Your task:
Extract every line of the records below that contains the string "target", matching uppercase and lowercase letters exactly.
● ● ● ● ● ● ●
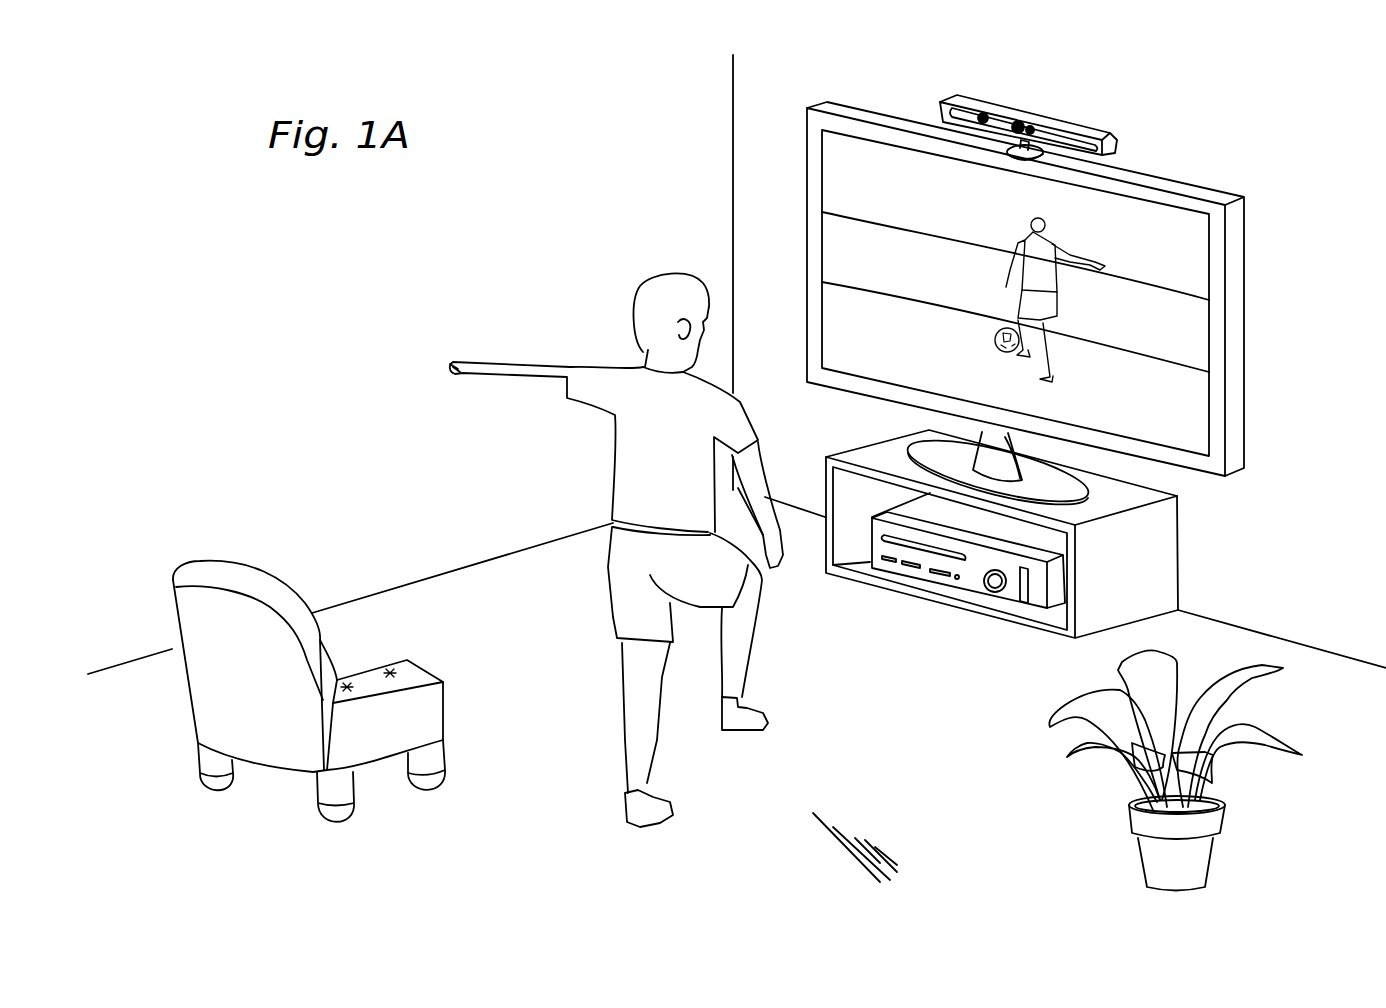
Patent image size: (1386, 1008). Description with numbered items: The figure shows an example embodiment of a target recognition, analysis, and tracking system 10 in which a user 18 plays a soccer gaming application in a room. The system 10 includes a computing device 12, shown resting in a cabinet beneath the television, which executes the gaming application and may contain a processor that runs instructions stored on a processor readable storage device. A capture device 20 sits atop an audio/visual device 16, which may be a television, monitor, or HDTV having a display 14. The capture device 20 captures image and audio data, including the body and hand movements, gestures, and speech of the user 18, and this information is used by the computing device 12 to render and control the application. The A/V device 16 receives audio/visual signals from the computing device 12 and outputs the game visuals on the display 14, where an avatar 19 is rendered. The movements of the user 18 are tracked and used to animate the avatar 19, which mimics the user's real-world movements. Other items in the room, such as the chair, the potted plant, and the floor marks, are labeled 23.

The target recognition, analysis, and tracking system 10 is at (1318, 106).
The computing device 12 is at (972, 593).
The display 14 is at (1212, 393).
The audio/visual device 16 is at (1247, 280).
The user 18 is at (560, 373).
The avatar 19 is at (1067, 255).
The capture device 20 is at (1034, 117).
The non-target objects (chair, plant, floor marks) 23 is at (217, 562).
● ● ● ● ● ● ●
Response below:
Patent image size: (1386, 1008). Description with numbered items: The figure shows an example embodiment of a target recognition, analysis, and tracking system 10 in which a user 18 plays a soccer gaming application in a room. The system 10 includes a computing device 12, shown resting in a cabinet beneath the television, which executes the gaming application and may contain a processor that runs instructions stored on a processor readable storage device. A capture device 20 sits atop an audio/visual device 16, which may be a television, monitor, or HDTV having a display 14. The capture device 20 captures image and audio data, including the body and hand movements, gestures, and speech of the user 18, and this information is used by the computing device 12 to render and control the application. The A/V device 16 receives audio/visual signals from the computing device 12 and outputs the game visuals on the display 14, where an avatar 19 is rendered. The movements of the user 18 are tracked and used to animate the avatar 19, which mimics the user's real-world movements. Other items in the room, such as the chair, the potted plant, and the floor marks, are labeled 23.
The target recognition, analysis, and tracking system 10 is at (1318, 106).
The non-target objects (chair, plant, floor marks) 23 is at (217, 562).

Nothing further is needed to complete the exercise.